Goal> Your task is to repeat the entries underneath exactly, minus the pictures.

Data for processing>
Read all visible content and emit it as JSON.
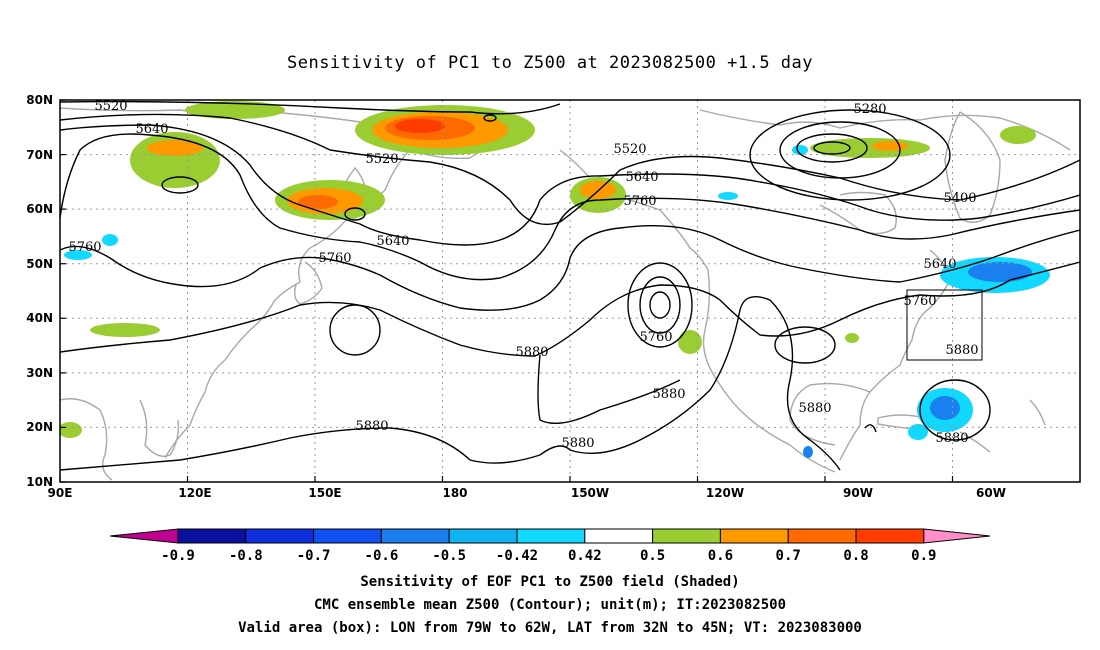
{
  "title": "Sensitivity of PC1 to Z500 at 2023082500 +1.5 day",
  "axes": {
    "x_ticks": [
      "90E",
      "120E",
      "150E",
      "180",
      "150W",
      "120W",
      "90W",
      "60W"
    ],
    "y_ticks": [
      "80N",
      "70N",
      "60N",
      "50N",
      "40N",
      "30N",
      "20N",
      "10N"
    ]
  },
  "contour_labels": [
    "5520",
    "5640",
    "5520",
    "5640",
    "5760",
    "5760",
    "5880",
    "5880",
    "5880",
    "5520",
    "5640",
    "5760",
    "5760",
    "5880",
    "5880",
    "5280",
    "5400",
    "5640",
    "5760",
    "5880",
    "5880"
  ],
  "colorbar": {
    "labels": [
      "-0.9",
      "-0.8",
      "-0.7",
      "-0.6",
      "-0.5",
      "-0.42",
      "0.42",
      "0.5",
      "0.6",
      "0.7",
      "0.8",
      "0.9"
    ],
    "colors": [
      "#c00090",
      "#0a10a0",
      "#1030e0",
      "#1050f0",
      "#1a80f0",
      "#10b4f0",
      "#10d8ff",
      "#ffffff",
      "#9acd32",
      "#ff9900",
      "#ff6a00",
      "#ff3c00",
      "#ff0000",
      "#ff8fc8"
    ]
  },
  "captions": [
    "Sensitivity of EOF PC1 to Z500 field (Shaded)",
    "CMC ensemble mean Z500 (Contour); unit(m); IT:2023082500",
    "Valid area (box): LON from 79W to 62W, LAT from 32N to 45N; VT: 2023083000"
  ],
  "map": {
    "lon_range": [
      "90E",
      "330E"
    ],
    "lat_range": [
      "10N",
      "80N"
    ],
    "valid_box": {
      "lon": [
        "79W",
        "62W"
      ],
      "lat": [
        "32N",
        "45N"
      ]
    },
    "grid_lines": "dotted"
  }
}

Reply>
Read all visible content and emit it as JSON.
{
  "title": "Sensitivity of PC1 to Z500 at 2023082500 +1.5 day",
  "axes": {
    "x_ticks": [
      "90E",
      "120E",
      "150E",
      "180",
      "150W",
      "120W",
      "90W",
      "60W"
    ],
    "y_ticks": [
      "80N",
      "70N",
      "60N",
      "50N",
      "40N",
      "30N",
      "20N",
      "10N"
    ]
  },
  "contour_labels": [
    "5520",
    "5640",
    "5520",
    "5640",
    "5760",
    "5760",
    "5880",
    "5880",
    "5880",
    "5520",
    "5640",
    "5760",
    "5760",
    "5880",
    "5880",
    "5280",
    "5400",
    "5640",
    "5760",
    "5880",
    "5880"
  ],
  "colorbar": {
    "labels": [
      "-0.9",
      "-0.8",
      "-0.7",
      "-0.6",
      "-0.5",
      "-0.42",
      "0.42",
      "0.5",
      "0.6",
      "0.7",
      "0.8",
      "0.9"
    ],
    "colors": [
      "#c00090",
      "#0a10a0",
      "#1030e0",
      "#1050f0",
      "#1a80f0",
      "#10b4f0",
      "#10d8ff",
      "#ffffff",
      "#9acd32",
      "#ff9900",
      "#ff6a00",
      "#ff3c00",
      "#ff0000",
      "#ff8fc8"
    ]
  },
  "captions": [
    "Sensitivity of EOF PC1 to Z500 field (Shaded)",
    "CMC ensemble mean Z500 (Contour); unit(m); IT:2023082500",
    "Valid area (box): LON from 79W to 62W, LAT from 32N to 45N; VT: 2023083000"
  ],
  "map": {
    "lon_range": [
      "90E",
      "330E"
    ],
    "lat_range": [
      "10N",
      "80N"
    ],
    "valid_box": {
      "lon": [
        "79W",
        "62W"
      ],
      "lat": [
        "32N",
        "45N"
      ]
    },
    "grid_lines": "dotted"
  }
}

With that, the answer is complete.